Instructions for the task
Tally how many lines hold the string "following". Your reply should be that number alone.

Input records
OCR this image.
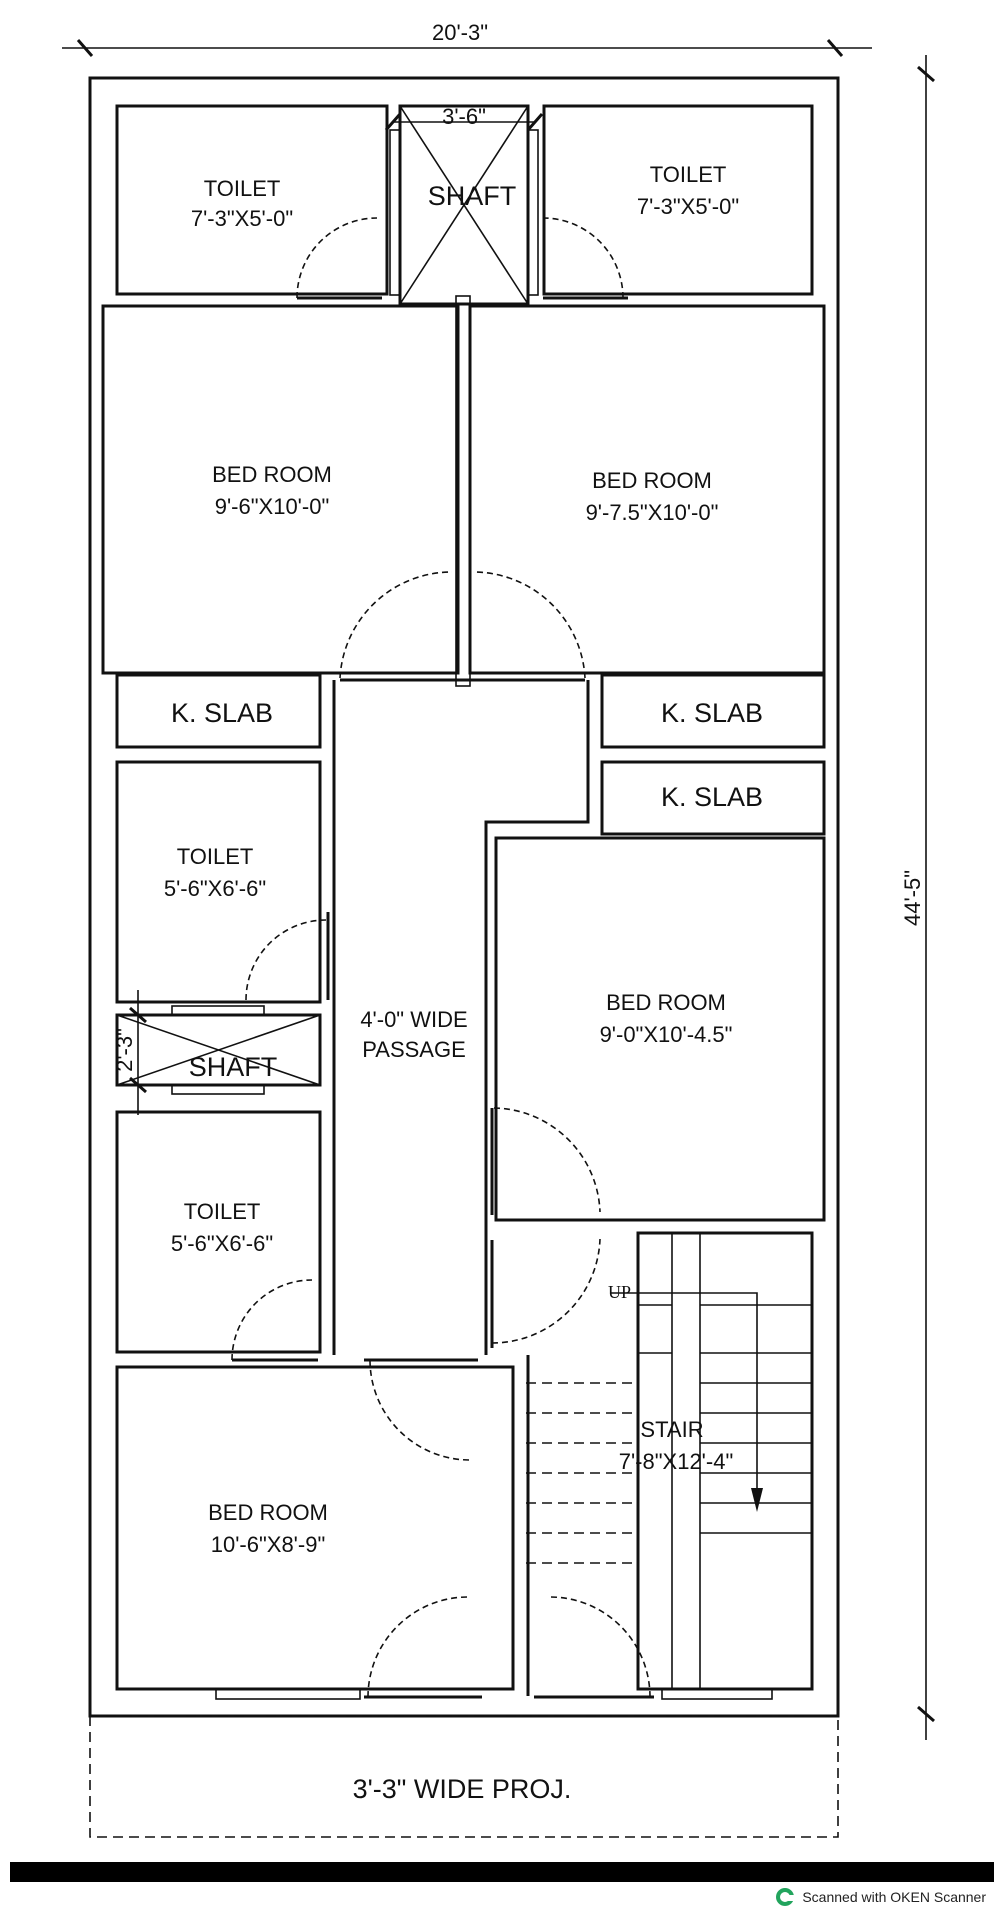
20'-3"
44'-5"
3'-6"
TOILET
7'-3"X5'-0"
SHAFT
TOILET
7'-3"X5'-0"
BED ROOM
9'-6"X10'-0"
BED ROOM
9'-7.5"X10'-0"
K. SLAB	K. SLAB
K. SLAB
4'-0" WIDE
PASSAGE
TOILET
5'-6"X6'-6"
SHAFT
2'-3"
BED ROOM
9'-0"X10'-4.5"
TOILET
5'-6"X6'-6"
UP
STAIR
7'-8"X12'-4"
BED ROOM
10'-6"X8'-9"
3'-3" WIDE PROJ.
Scanned with OKEN Scanner
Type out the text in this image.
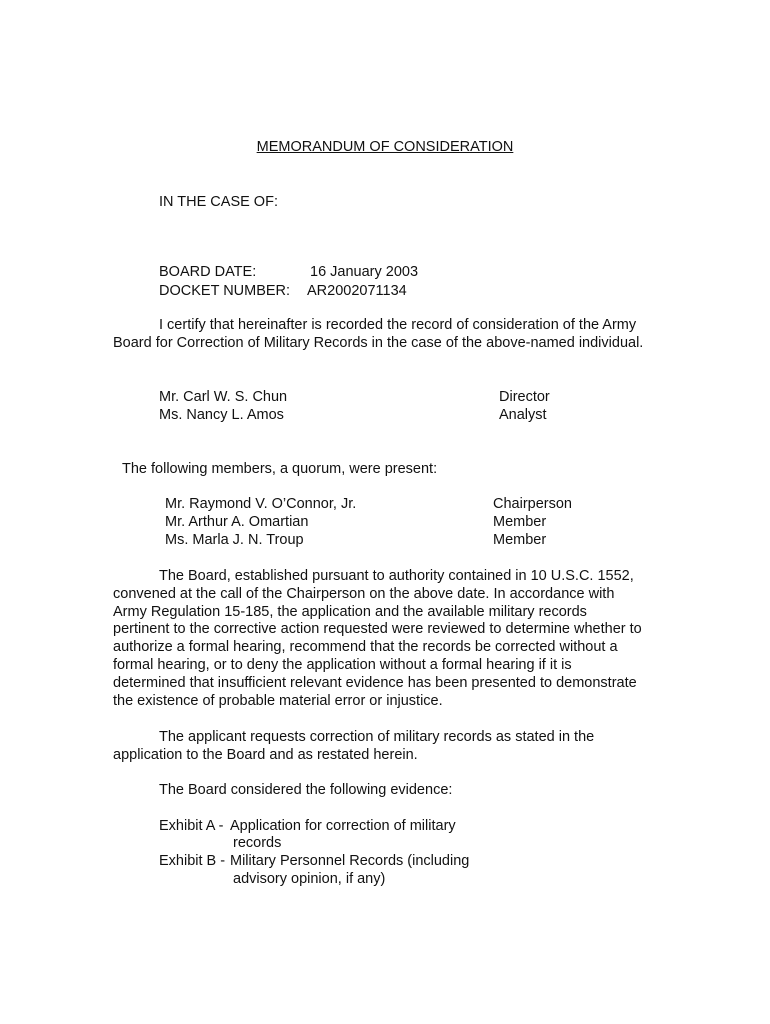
MEMORANDUM OF CONSIDERATION
IN THE CASE OF:
BOARD DATE:	16 January 2003
DOCKET NUMBER: AR2002071134
I certify that hereinafter is recorded the record of consideration of the Army Board for Correction of Military Records in the case of the above-named individual.
Mr. Carl W. S. Chun	Director
Ms. Nancy L. Amos	Analyst
The following members, a quorum, were present:
Mr. Raymond V. O’Connor, Jr.	Chairperson
Mr. Arthur A. Omartian	Member
Ms. Marla J. N. Troup	Member
The Board, established pursuant to authority contained in 10 U.S.C. 1552, convened at the call of the Chairperson on the above date. In accordance with Army Regulation 15-185, the application and the available military records pertinent to the corrective action requested were reviewed to determine whether to authorize a formal hearing, recommend that the records be corrected without a formal hearing, or to deny the application without a formal hearing if it is determined that insufficient relevant evidence has been presented to demonstrate the existence of probable material error or injustice.
The applicant requests correction of military records as stated in the application to the Board and as restated herein.
The Board considered the following evidence:
Exhibit A - Application for correction of military
records
Exhibit B - Military Personnel Records (including
advisory opinion, if any)
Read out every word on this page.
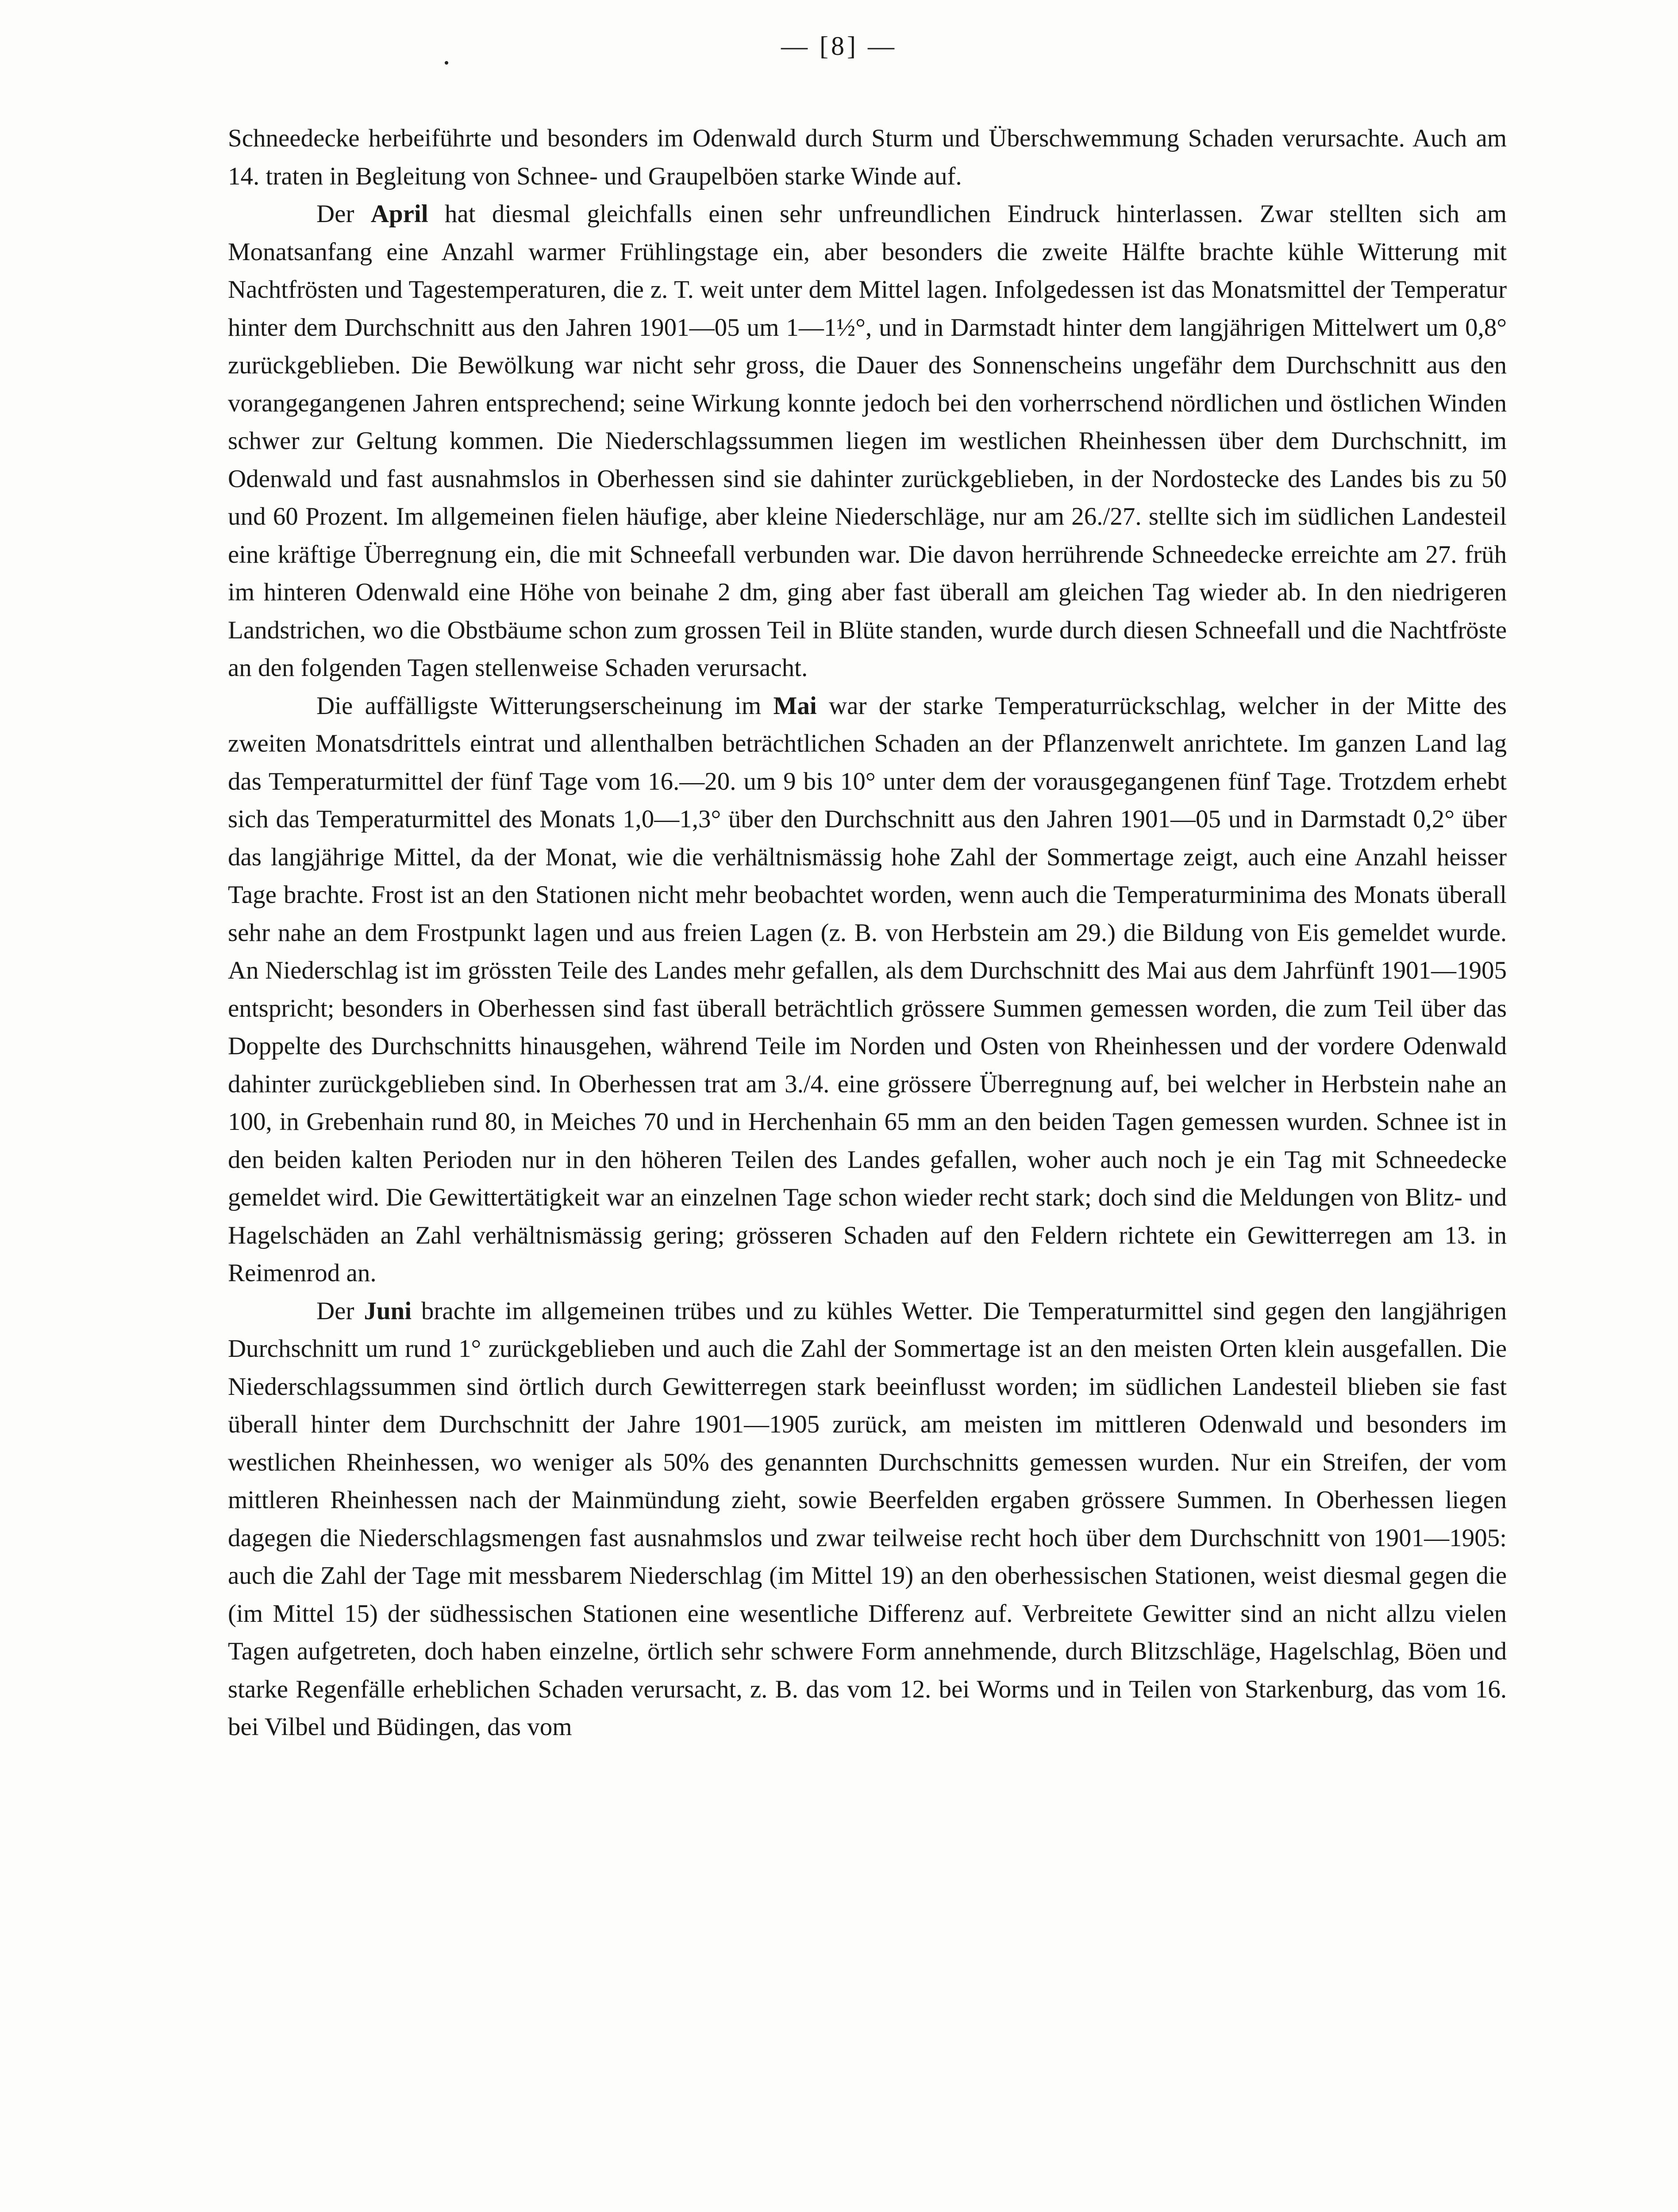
— [8] —

Schneedecke herbeiführte und besonders im Odenwald durch Sturm und Überschwemmung Schaden verursachte. Auch am 14. traten in Begleitung von Schnee- und Graupelböen starke Winde auf.

Der April hat diesmal gleichfalls einen sehr unfreundlichen Eindruck hinterlassen. Zwar stellten sich am Monatsanfang eine Anzahl warmer Frühlingstage ein, aber besonders die zweite Hälfte brachte kühle Witterung mit Nachtfrösten und Tagestemperaturen, die z. T. weit unter dem Mittel lagen. Infolgedessen ist das Monatsmittel der Temperatur hinter dem Durchschnitt aus den Jahren 1901—05 um 1—1½°, und in Darmstadt hinter dem langjährigen Mittelwert um 0,8° zurückgeblieben. Die Bewölkung war nicht sehr gross, die Dauer des Sonnenscheins ungefähr dem Durchschnitt aus den vorangegangenen Jahren entsprechend; seine Wirkung konnte jedoch bei den vorherrschend nördlichen und östlichen Winden schwer zur Geltung kommen. Die Niederschlagssummen liegen im westlichen Rheinhessen über dem Durchschnitt, im Odenwald und fast ausnahmslos in Oberhessen sind sie dahinter zurückgeblieben, in der Nordostecke des Landes bis zu 50 und 60 Prozent. Im allgemeinen fielen häufige, aber kleine Niederschläge, nur am 26./27. stellte sich im südlichen Landesteil eine kräftige Überregnung ein, die mit Schneefall verbunden war. Die davon herrührende Schneedecke erreichte am 27. früh im hinteren Odenwald eine Höhe von beinahe 2 dm, ging aber fast überall am gleichen Tag wieder ab. In den niedrigeren Landstrichen, wo die Obstbäume schon zum grossen Teil in Blüte standen, wurde durch diesen Schneefall und die Nachtfröste an den folgenden Tagen stellenweise Schaden verursacht.

Die auffälligste Witterungserscheinung im Mai war der starke Temperaturrückschlag, welcher in der Mitte des zweiten Monatsdrittels eintrat und allenthalben beträchtlichen Schaden an der Pflanzenwelt anrichtete. Im ganzen Land lag das Temperaturmittel der fünf Tage vom 16.—20. um 9 bis 10° unter dem der vorausgegangenen fünf Tage. Trotzdem erhebt sich das Temperaturmittel des Monats 1,0—1,3° über den Durchschnitt aus den Jahren 1901—05 und in Darmstadt 0,2° über das langjährige Mittel, da der Monat, wie die verhältnismässig hohe Zahl der Sommertage zeigt, auch eine Anzahl heisser Tage brachte. Frost ist an den Stationen nicht mehr beobachtet worden, wenn auch die Temperaturminima des Monats überall sehr nahe an dem Frostpunkt lagen und aus freien Lagen (z. B. von Herbstein am 29.) die Bildung von Eis gemeldet wurde. An Niederschlag ist im grössten Teile des Landes mehr gefallen, als dem Durchschnitt des Mai aus dem Jahrfünft 1901—1905 entspricht; besonders in Oberhessen sind fast überall beträchtlich grössere Summen gemessen worden, die zum Teil über das Doppelte des Durchschnitts hinausgehen, während Teile im Norden und Osten von Rheinhessen und der vordere Odenwald dahinter zurückgeblieben sind. In Oberhessen trat am 3./4. eine grössere Überregnung auf, bei welcher in Herbstein nahe an 100, in Grebenhain rund 80, in Meiches 70 und in Herchenhain 65 mm an den beiden Tagen gemessen wurden. Schnee ist in den beiden kalten Perioden nur in den höheren Teilen des Landes gefallen, woher auch noch je ein Tag mit Schneedecke gemeldet wird. Die Gewittertätigkeit war an einzelnen Tage schon wieder recht stark; doch sind die Meldungen von Blitz- und Hagelschäden an Zahl verhältnismässig gering; grösseren Schaden auf den Feldern richtete ein Gewitterregen am 13. in Reimenrod an.

Der Juni brachte im allgemeinen trübes und zu kühles Wetter. Die Temperaturmittel sind gegen den langjährigen Durchschnitt um rund 1° zurückgeblieben und auch die Zahl der Sommertage ist an den meisten Orten klein ausgefallen. Die Niederschlagssummen sind örtlich durch Gewitterregen stark beeinflusst worden; im südlichen Landesteil blieben sie fast überall hinter dem Durchschnitt der Jahre 1901—1905 zurück, am meisten im mittleren Odenwald und besonders im westlichen Rheinhessen, wo weniger als 50% des genannten Durchschnitts gemessen wurden. Nur ein Streifen, der vom mittleren Rheinhessen nach der Mainmündung zieht, sowie Beerfelden ergaben grössere Summen. In Oberhessen liegen dagegen die Niederschlagsmengen fast ausnahmslos und zwar teilweise recht hoch über dem Durchschnitt von 1901—1905: auch die Zahl der Tage mit messbarem Niederschlag (im Mittel 19) an den oberhessischen Stationen, weist diesmal gegen die (im Mittel 15) der südhessischen Stationen eine wesentliche Differenz auf. Verbreitete Gewitter sind an nicht allzu vielen Tagen aufgetreten, doch haben einzelne, örtlich sehr schwere Form annehmende, durch Blitzschläge, Hagelschlag, Böen und starke Regenfälle erheblichen Schaden verursacht, z. B. das vom 12. bei Worms und in Teilen von Starkenburg, das vom 16. bei Vilbel und Büdingen, das vom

Correct result
2